→ **Task to carry out**
Transcribe the material in full. Nothing should differ except that the pictures are left out.
══ Records shown
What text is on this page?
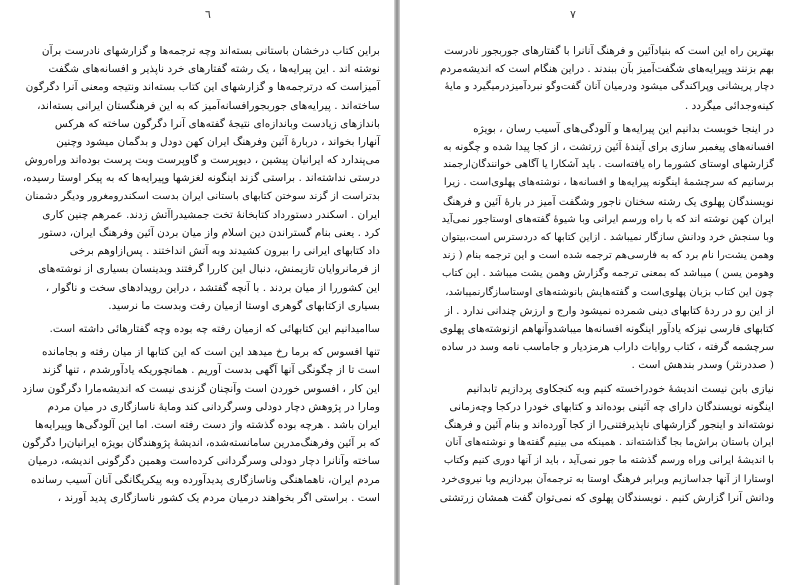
٦
براین کتاب درخشان باستانی بسته‌اند وچه ترجمه‌ها و گزارشهای نادرست برآن
نوشته اند . این پیرایه‌ها ، یک رشته گفتارهای خرد ناپذیر و افسانه‌های شگفت
آمیزاست که درترجمه‌ها و گزارشهای این کتاب بسته‌اند ونتیجه ومعنی آنرا دگرگون
ساخته‌اند . پیرایه‌های جوربجورافسانه‌آمیز که به این فرهنگستان ایرانی بسته‌اند،
باندازهای زیادست وباندازه‌ای نتیجهٔ گفته‌های آنرا دگرگون ساخته که هرکس
آنهارا بخواند ، دربارهٔ آئین وفرهنگ ایران کهن دودل و بدگمان میشود وچنین
می‌پندارد که ایرانیان پیشین ، دیوپرست و گاوپرست وبت پرست بوده‌اند وراه‌روش
درستی نداشته‌اند . براستی گزند اینگونه لغزشها وپیرایه‌ها که به پیکر اوستا رسیده،
بدتراست از گزند سوختن کتابهای باستانی ایران بدست اسکندرومغرور ودیگر دشمنان
ایران . اسکندر دستورداد کتابخانهٔ تخت جمشیدراآتش زدند. عمرهم چنین کاری
کرد . یعنی بنام گستراندن دین اسلام واز میان بردن آئین وفرهنگ ایران، دستور
داد کتابهای ایرانی را بیرون کشیدند وبه آتش انداختند . پس‌ازاوهم برخی
از فرمانروایان تازیمنش، دنبال این کاررا گرفتند وبدینسان بسیاری از نوشته‌های
این کشوررا از میان بردند . با آنچه گفتشد ، دراین رویدادهای سخت و ناگوار ،
بسیاری ازکتابهای گوهری اوستا ازمیان رفت وبدست ما نرسید.
ساامیدانیم این کتابهائی که ازمیان رفته چه بوده وچه گفتارهائی داشته است.
تنها افسوس که برما رخ میدهد این است که این کتابها از میان رفته و بجامانده
است تا از چگونگی آنها آگهی بدست آوریم . همانچوریکه یادآورشدم ، تنها گزند
این کار ، افسوس خوردن است وآنچنان گزندی نیست که اندیشه‌مارا دگرگون سازد
ومارا در پژوهش دچار دودلی وسرگردانی کند ومایهٔ ناسازگاری در میان مردم
ایران باشد . هرچه بوده گذشته واز دست رفته است. اما این آلودگی‌ها وپیرایه‌ها
که بر آئین وفرهنگ‌مدرین سامانسته‌شده، اندیشهٔ پژوهندگان بویژه‌ ایرانیان‌را دگرگون
ساخته وآنانرا دچار دودلی وسرگردانی کرده‌است وهمین دگرگونی اندیشه، درمیان
مردم ایران، ناهماهنگی وناسازگاری پدیدآورده وبه پیکریگانگی آنان آسیب رسانده
است . براستی اگر بخواهند درمیان مردم یک کشور ناسازگاری پدید آورند ،
٧
بهترین راه این است که بنیادآئین و فرهنگ آنانرا با گفتارهای جوربجور نادرست
بهم بزنند وپیرایه‌های شگفت‌آمیز بآن ببندند . دراین هنگام است که اندیشه‌مردم
دچار پریشانی وپراکندگی میشود ودرمیان آنان گفت‌وگو نبردآمیزدرمیگیرد و مایهٔ
کینه‌وجدائی میگردد .
در اینجا خوبست بدانیم این پیرایه‌ها و آلودگی‌های آسیب رسان ، بویژه
افسانه‌های پیغمبر سازی برای آیندهٔ آئین زرتشت ، از کجا پیدا شده و چگونه به
گزارشهای اوستای کشورما راه یافته‌است . باید آشکارا یا آگاهی خوانندگان‌ارجمند
برسانیم که سرچشمهٔ اینگونه پیرایه‌ها و افسانه‌ها ، نوشته‌های پهلوی‌است . زیرا
نویسندگان پهلوی یک رشته سخنان ناجور وشگفت آمیز در بارهٔ آئین و فرهنگ
ایران کهن نوشته اند که با راه ورسم ایرانی وبا شیوهٔ گفته‌های اوستاجور نمی‌آید
وبا سنجش خرد ودانش سازگار نمیباشد . ازاین کتابها که دردسترس است،بیتوان
وهمن یشت‌را نام برد که به فارسی‌هم ترجمه شده است و این ترجمه بنام ( زند
وهومن یسن ) میباشد که بمعنی ترجمه وگزارش وهمن یشت‌ میباشد . این کتاب
چون این کتاب بزبان پهلوی‌است و گفته‌هایش بانوشته‌های اوستاسازگارنمیباشد،
از این رو در ردهٔ کتابهای دینی شمرده نمیشود وارج و ارزش چندانی ندارد . از
کتابهای فارسی نیزکه یادآور اینگونه افسانه‌ها میباشدوآنهاهم ازنوشته‌های پهلوی
سرچشمه گرفته ، کتاب روایات داراب هرمزدیار و جاماسب نامه وسد در ساده
( صددرنثر) وسدر بندهش است .
نیازی بابن نیست اندیشهٔ خودراخسته کنیم وبه کنجکاوی پردازیم تابدانیم
اینگونه نویسندگان دارای چه آئینی بوده‌اند و کتابهای خودرا درکجا وچه‌زمانی
نوشته‌اند و اینجور گزارشهای ناپذیرفتنی‌را از کجا آورده‌اند و بنام آئین و فرهنگ
ایران باستان براش‌ما بجا گذاشته‌اند . همینکه می بینیم گفته‌ها و نوشته‌های آنان
با اندیشهٔ ایرانی وراه ورسم گذشته ما جور نمی‌آید ، باید از آنها دوری کنیم وکتاب
اوستارا از آنها جداسازیم وبرابر فرهنگ اوستا به ترجمه‌آن بپردازیم وبا نیروی‌خرد
ودانش آنرا گزارش کنیم . نویسندگان پهلوی که نمی‌توان گفت همشان زرتشتی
════
→ **Solution for this problem**
What text is on this page?
٦
براین کتاب درخشان باستانی بسته‌اند وچه ترجمه‌ها و گزارشهای نادرست برآن
نوشته اند . این پیرایه‌ها ، یک رشته گفتارهای خرد ناپذیر و افسانه‌های شگفت
آمیزاست که درترجمه‌ها و گزارشهای این کتاب بسته‌اند ونتیجه ومعنی آنرا دگرگون
ساخته‌اند . پیرایه‌های جوربجورافسانه‌آمیز که به این فرهنگستان ایرانی بسته‌اند،
باندازهای زیادست وباندازه‌ای نتیجهٔ گفته‌های آنرا دگرگون ساخته که هرکس
آنهارا بخواند ، دربارهٔ آئین وفرهنگ ایران کهن دودل و بدگمان میشود وچنین
می‌پندارد که ایرانیان پیشین ، دیوپرست و گاوپرست وبت پرست بوده‌اند وراه‌روش
درستی نداشته‌اند . براستی گزند اینگونه لغزشها وپیرایه‌ها که به پیکر اوستا رسیده،
بدتراست از گزند سوختن کتابهای باستانی ایران بدست اسکندرومغرور ودیگر دشمنان
ایران . اسکندر دستورداد کتابخانهٔ تخت جمشیدراآتش زدند. عمرهم چنین کاری
کرد . یعنی بنام گستراندن دین اسلام واز میان بردن آئین وفرهنگ ایران، دستور
داد کتابهای ایرانی را بیرون کشیدند وبه آتش انداختند . پس‌ازاوهم برخی
از فرمانروایان تازیمنش، دنبال این کاررا گرفتند وبدینسان بسیاری از نوشته‌های
این کشوررا از میان بردند . با آنچه گفتشد ، دراین رویدادهای سخت و ناگوار ،
بسیاری ازکتابهای گوهری اوستا ازمیان رفت وبدست ما نرسید.
ساامیدانیم این کتابهائی که ازمیان رفته چه بوده وچه گفتارهائی داشته است.
تنها افسوس که برما رخ میدهد این است که این کتابها از میان رفته و بجامانده
است تا از چگونگی آنها آگهی بدست آوریم . همانچوریکه یادآورشدم ، تنها گزند
این کار ، افسوس خوردن است وآنچنان گزندی نیست که اندیشه‌مارا دگرگون سازد
ومارا در پژوهش دچار دودلی وسرگردانی کند ومایهٔ ناسازگاری در میان مردم
ایران باشد . هرچه بوده گذشته واز دست رفته است. اما این آلودگی‌ها وپیرایه‌ها
که بر آئین وفرهنگ‌مدرین سامانسته‌شده، اندیشهٔ پژوهندگان بویژه‌ ایرانیان‌را دگرگون
ساخته وآنانرا دچار دودلی وسرگردانی کرده‌است وهمین دگرگونی اندیشه، درمیان
مردم ایران، ناهماهنگی وناسازگاری پدیدآورده وبه پیکریگانگی آنان آسیب رسانده
است . براستی اگر بخواهند درمیان مردم یک کشور ناسازگاری پدید آورند ،
٧
بهترین راه این است که بنیادآئین و فرهنگ آنانرا با گفتارهای جوربجور نادرست
بهم بزنند وپیرایه‌های شگفت‌آمیز بآن ببندند . دراین هنگام است که اندیشه‌مردم
دچار پریشانی وپراکندگی میشود ودرمیان آنان گفت‌وگو نبردآمیزدرمیگیرد و مایهٔ
کینه‌وجدائی میگردد .
در اینجا خوبست بدانیم این پیرایه‌ها و آلودگی‌های آسیب رسان ، بویژه
افسانه‌های پیغمبر سازی برای آیندهٔ آئین زرتشت ، از کجا پیدا شده و چگونه به
گزارشهای اوستای کشورما راه یافته‌است . باید آشکارا یا آگاهی خوانندگان‌ارجمند
برسانیم که سرچشمهٔ اینگونه پیرایه‌ها و افسانه‌ها ، نوشته‌های پهلوی‌است . زیرا
نویسندگان پهلوی یک رشته سخنان ناجور وشگفت آمیز در بارهٔ آئین و فرهنگ
ایران کهن نوشته اند که با راه ورسم ایرانی وبا شیوهٔ گفته‌های اوستاجور نمی‌آید
وبا سنجش خرد ودانش سازگار نمیباشد . ازاین کتابها که دردسترس است،بیتوان
وهمن یشت‌را نام برد که به فارسی‌هم ترجمه شده است و این ترجمه بنام ( زند
وهومن یسن ) میباشد که بمعنی ترجمه وگزارش وهمن یشت‌ میباشد . این کتاب
چون این کتاب بزبان پهلوی‌است و گفته‌هایش بانوشته‌های اوستاسازگارنمیباشد،
از این رو در ردهٔ کتابهای دینی شمرده نمیشود وارج و ارزش چندانی ندارد . از
کتابهای فارسی نیزکه یادآور اینگونه افسانه‌ها میباشدوآنهاهم ازنوشته‌های پهلوی
سرچشمه گرفته ، کتاب روایات داراب هرمزدیار و جاماسب نامه وسد در ساده
( صددرنثر) وسدر بندهش است .
نیازی بابن نیست اندیشهٔ خودراخسته کنیم وبه کنجکاوی پردازیم تابدانیم
اینگونه نویسندگان دارای چه آئینی بوده‌اند و کتابهای خودرا درکجا وچه‌زمانی
نوشته‌اند و اینجور گزارشهای ناپذیرفتنی‌را از کجا آورده‌اند و بنام آئین و فرهنگ
ایران باستان براش‌ما بجا گذاشته‌اند . همینکه می بینیم گفته‌ها و نوشته‌های آنان
با اندیشهٔ ایرانی وراه ورسم گذشته ما جور نمی‌آید ، باید از آنها دوری کنیم وکتاب
اوستارا از آنها جداسازیم وبرابر فرهنگ اوستا به ترجمه‌آن بپردازیم وبا نیروی‌خرد
ودانش آنرا گزارش کنیم . نویسندگان پهلوی که نمی‌توان گفت همشان زرتشتی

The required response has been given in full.